━━━━━ Dataset excerpts

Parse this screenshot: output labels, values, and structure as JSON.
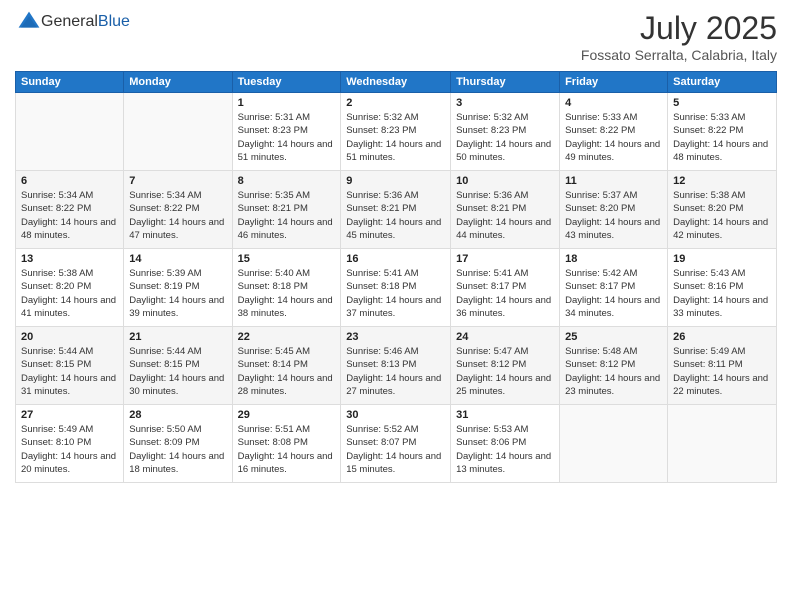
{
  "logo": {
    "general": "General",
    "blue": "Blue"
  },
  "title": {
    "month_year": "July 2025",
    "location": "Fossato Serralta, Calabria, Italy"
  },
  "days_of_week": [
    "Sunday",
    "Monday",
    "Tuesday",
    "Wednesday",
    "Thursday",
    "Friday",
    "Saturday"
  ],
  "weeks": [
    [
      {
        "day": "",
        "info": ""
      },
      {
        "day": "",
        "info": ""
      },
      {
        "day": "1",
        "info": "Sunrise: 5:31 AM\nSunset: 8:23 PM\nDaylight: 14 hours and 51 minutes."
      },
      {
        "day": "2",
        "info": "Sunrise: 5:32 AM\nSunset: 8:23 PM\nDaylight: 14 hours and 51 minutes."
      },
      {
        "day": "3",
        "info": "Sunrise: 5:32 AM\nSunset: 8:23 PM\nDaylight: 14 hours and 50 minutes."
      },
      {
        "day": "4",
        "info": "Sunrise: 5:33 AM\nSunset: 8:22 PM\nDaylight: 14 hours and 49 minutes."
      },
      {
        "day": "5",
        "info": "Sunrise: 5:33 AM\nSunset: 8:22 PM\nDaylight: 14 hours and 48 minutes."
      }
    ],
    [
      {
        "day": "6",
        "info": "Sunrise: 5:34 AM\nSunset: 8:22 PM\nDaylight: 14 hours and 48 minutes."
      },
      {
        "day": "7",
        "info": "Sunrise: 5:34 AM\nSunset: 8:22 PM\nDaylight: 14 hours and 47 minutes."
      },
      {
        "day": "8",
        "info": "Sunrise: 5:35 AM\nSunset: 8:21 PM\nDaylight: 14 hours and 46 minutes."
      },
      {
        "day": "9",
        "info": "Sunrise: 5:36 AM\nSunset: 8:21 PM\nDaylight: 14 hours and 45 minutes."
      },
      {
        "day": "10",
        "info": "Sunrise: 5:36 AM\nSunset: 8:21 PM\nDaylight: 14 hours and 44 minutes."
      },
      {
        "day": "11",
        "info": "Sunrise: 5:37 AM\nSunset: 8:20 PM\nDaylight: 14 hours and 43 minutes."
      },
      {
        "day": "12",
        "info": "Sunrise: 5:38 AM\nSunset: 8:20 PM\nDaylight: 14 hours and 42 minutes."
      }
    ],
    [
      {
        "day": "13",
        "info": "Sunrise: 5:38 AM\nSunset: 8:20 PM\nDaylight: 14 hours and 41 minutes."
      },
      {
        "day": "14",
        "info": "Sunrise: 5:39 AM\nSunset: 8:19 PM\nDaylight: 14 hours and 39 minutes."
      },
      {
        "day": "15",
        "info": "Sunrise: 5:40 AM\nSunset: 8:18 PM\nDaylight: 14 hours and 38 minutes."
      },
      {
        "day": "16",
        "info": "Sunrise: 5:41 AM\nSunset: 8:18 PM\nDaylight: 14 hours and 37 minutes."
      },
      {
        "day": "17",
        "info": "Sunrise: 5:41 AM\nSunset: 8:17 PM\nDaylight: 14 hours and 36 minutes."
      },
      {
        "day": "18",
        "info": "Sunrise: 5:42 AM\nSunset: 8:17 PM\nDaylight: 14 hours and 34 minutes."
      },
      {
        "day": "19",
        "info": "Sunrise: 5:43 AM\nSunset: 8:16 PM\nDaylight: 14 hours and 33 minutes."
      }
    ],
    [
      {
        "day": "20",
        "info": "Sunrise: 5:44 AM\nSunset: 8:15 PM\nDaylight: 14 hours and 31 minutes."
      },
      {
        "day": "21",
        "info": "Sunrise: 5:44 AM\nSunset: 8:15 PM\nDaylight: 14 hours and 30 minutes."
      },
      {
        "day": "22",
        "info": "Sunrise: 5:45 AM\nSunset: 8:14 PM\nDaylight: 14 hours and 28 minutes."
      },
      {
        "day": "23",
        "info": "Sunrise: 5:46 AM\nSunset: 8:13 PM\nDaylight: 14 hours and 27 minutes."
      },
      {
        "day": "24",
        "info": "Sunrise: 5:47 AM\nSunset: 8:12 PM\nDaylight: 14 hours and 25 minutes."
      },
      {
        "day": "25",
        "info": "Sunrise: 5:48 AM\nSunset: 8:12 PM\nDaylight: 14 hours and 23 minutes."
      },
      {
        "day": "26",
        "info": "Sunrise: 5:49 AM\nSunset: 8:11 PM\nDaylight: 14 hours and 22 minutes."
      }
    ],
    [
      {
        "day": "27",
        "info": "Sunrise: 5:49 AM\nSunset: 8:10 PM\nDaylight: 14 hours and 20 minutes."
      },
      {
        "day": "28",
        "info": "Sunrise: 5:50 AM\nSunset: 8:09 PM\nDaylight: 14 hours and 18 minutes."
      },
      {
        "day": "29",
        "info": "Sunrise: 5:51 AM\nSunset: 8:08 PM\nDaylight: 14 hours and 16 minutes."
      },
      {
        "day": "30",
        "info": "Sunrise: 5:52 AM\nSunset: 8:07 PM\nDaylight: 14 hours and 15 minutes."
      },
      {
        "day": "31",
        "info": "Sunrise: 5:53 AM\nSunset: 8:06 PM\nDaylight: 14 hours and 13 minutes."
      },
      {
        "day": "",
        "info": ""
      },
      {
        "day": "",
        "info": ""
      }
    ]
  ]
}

━━━━━━━━━━

> Goal
All of the lines above should be retyped precisely, apart from the pictures.

> Solved exercise
Parse this screenshot: output labels, values, and structure as JSON.
{
  "logo": {
    "general": "General",
    "blue": "Blue"
  },
  "title": {
    "month_year": "July 2025",
    "location": "Fossato Serralta, Calabria, Italy"
  },
  "days_of_week": [
    "Sunday",
    "Monday",
    "Tuesday",
    "Wednesday",
    "Thursday",
    "Friday",
    "Saturday"
  ],
  "weeks": [
    [
      {
        "day": "",
        "info": ""
      },
      {
        "day": "",
        "info": ""
      },
      {
        "day": "1",
        "info": "Sunrise: 5:31 AM\nSunset: 8:23 PM\nDaylight: 14 hours and 51 minutes."
      },
      {
        "day": "2",
        "info": "Sunrise: 5:32 AM\nSunset: 8:23 PM\nDaylight: 14 hours and 51 minutes."
      },
      {
        "day": "3",
        "info": "Sunrise: 5:32 AM\nSunset: 8:23 PM\nDaylight: 14 hours and 50 minutes."
      },
      {
        "day": "4",
        "info": "Sunrise: 5:33 AM\nSunset: 8:22 PM\nDaylight: 14 hours and 49 minutes."
      },
      {
        "day": "5",
        "info": "Sunrise: 5:33 AM\nSunset: 8:22 PM\nDaylight: 14 hours and 48 minutes."
      }
    ],
    [
      {
        "day": "6",
        "info": "Sunrise: 5:34 AM\nSunset: 8:22 PM\nDaylight: 14 hours and 48 minutes."
      },
      {
        "day": "7",
        "info": "Sunrise: 5:34 AM\nSunset: 8:22 PM\nDaylight: 14 hours and 47 minutes."
      },
      {
        "day": "8",
        "info": "Sunrise: 5:35 AM\nSunset: 8:21 PM\nDaylight: 14 hours and 46 minutes."
      },
      {
        "day": "9",
        "info": "Sunrise: 5:36 AM\nSunset: 8:21 PM\nDaylight: 14 hours and 45 minutes."
      },
      {
        "day": "10",
        "info": "Sunrise: 5:36 AM\nSunset: 8:21 PM\nDaylight: 14 hours and 44 minutes."
      },
      {
        "day": "11",
        "info": "Sunrise: 5:37 AM\nSunset: 8:20 PM\nDaylight: 14 hours and 43 minutes."
      },
      {
        "day": "12",
        "info": "Sunrise: 5:38 AM\nSunset: 8:20 PM\nDaylight: 14 hours and 42 minutes."
      }
    ],
    [
      {
        "day": "13",
        "info": "Sunrise: 5:38 AM\nSunset: 8:20 PM\nDaylight: 14 hours and 41 minutes."
      },
      {
        "day": "14",
        "info": "Sunrise: 5:39 AM\nSunset: 8:19 PM\nDaylight: 14 hours and 39 minutes."
      },
      {
        "day": "15",
        "info": "Sunrise: 5:40 AM\nSunset: 8:18 PM\nDaylight: 14 hours and 38 minutes."
      },
      {
        "day": "16",
        "info": "Sunrise: 5:41 AM\nSunset: 8:18 PM\nDaylight: 14 hours and 37 minutes."
      },
      {
        "day": "17",
        "info": "Sunrise: 5:41 AM\nSunset: 8:17 PM\nDaylight: 14 hours and 36 minutes."
      },
      {
        "day": "18",
        "info": "Sunrise: 5:42 AM\nSunset: 8:17 PM\nDaylight: 14 hours and 34 minutes."
      },
      {
        "day": "19",
        "info": "Sunrise: 5:43 AM\nSunset: 8:16 PM\nDaylight: 14 hours and 33 minutes."
      }
    ],
    [
      {
        "day": "20",
        "info": "Sunrise: 5:44 AM\nSunset: 8:15 PM\nDaylight: 14 hours and 31 minutes."
      },
      {
        "day": "21",
        "info": "Sunrise: 5:44 AM\nSunset: 8:15 PM\nDaylight: 14 hours and 30 minutes."
      },
      {
        "day": "22",
        "info": "Sunrise: 5:45 AM\nSunset: 8:14 PM\nDaylight: 14 hours and 28 minutes."
      },
      {
        "day": "23",
        "info": "Sunrise: 5:46 AM\nSunset: 8:13 PM\nDaylight: 14 hours and 27 minutes."
      },
      {
        "day": "24",
        "info": "Sunrise: 5:47 AM\nSunset: 8:12 PM\nDaylight: 14 hours and 25 minutes."
      },
      {
        "day": "25",
        "info": "Sunrise: 5:48 AM\nSunset: 8:12 PM\nDaylight: 14 hours and 23 minutes."
      },
      {
        "day": "26",
        "info": "Sunrise: 5:49 AM\nSunset: 8:11 PM\nDaylight: 14 hours and 22 minutes."
      }
    ],
    [
      {
        "day": "27",
        "info": "Sunrise: 5:49 AM\nSunset: 8:10 PM\nDaylight: 14 hours and 20 minutes."
      },
      {
        "day": "28",
        "info": "Sunrise: 5:50 AM\nSunset: 8:09 PM\nDaylight: 14 hours and 18 minutes."
      },
      {
        "day": "29",
        "info": "Sunrise: 5:51 AM\nSunset: 8:08 PM\nDaylight: 14 hours and 16 minutes."
      },
      {
        "day": "30",
        "info": "Sunrise: 5:52 AM\nSunset: 8:07 PM\nDaylight: 14 hours and 15 minutes."
      },
      {
        "day": "31",
        "info": "Sunrise: 5:53 AM\nSunset: 8:06 PM\nDaylight: 14 hours and 13 minutes."
      },
      {
        "day": "",
        "info": ""
      },
      {
        "day": "",
        "info": ""
      }
    ]
  ]
}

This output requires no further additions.